## start
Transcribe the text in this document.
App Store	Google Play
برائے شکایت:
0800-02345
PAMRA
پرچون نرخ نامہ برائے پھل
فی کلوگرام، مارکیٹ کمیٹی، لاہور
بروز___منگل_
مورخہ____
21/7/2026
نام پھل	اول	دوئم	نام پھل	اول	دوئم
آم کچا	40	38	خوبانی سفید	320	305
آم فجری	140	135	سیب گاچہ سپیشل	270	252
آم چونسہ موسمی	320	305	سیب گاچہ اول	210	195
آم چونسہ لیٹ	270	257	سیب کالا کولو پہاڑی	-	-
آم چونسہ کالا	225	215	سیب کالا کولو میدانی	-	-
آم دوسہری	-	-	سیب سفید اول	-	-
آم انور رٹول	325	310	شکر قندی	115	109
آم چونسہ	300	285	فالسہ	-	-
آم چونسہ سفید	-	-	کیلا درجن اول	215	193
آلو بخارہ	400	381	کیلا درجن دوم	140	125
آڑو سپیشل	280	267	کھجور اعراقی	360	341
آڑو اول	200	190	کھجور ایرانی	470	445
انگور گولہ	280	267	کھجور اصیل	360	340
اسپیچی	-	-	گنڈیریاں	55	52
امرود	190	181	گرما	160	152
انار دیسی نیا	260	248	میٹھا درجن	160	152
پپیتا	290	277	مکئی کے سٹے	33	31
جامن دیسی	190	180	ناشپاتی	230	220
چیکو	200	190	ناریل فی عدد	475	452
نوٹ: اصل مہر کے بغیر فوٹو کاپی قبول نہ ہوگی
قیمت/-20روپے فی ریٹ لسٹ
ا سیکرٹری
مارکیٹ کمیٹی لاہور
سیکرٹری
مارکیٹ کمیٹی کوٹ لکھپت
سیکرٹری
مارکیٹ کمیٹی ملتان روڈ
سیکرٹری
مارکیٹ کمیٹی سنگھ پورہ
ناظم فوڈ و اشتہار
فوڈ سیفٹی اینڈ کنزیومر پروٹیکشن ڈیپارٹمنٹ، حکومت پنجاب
## end
* What you will do
Copy out each line of the records where the string "مارکیٹ" appears.

* Correct response
فی کلوگرام، مارکیٹ کمیٹی، لاہور
مارکیٹ کمیٹی لاہور
مارکیٹ کمیٹی کوٹ لکھپت
مارکیٹ کمیٹی ملتان روڈ
مارکیٹ کمیٹی سنگھ پورہ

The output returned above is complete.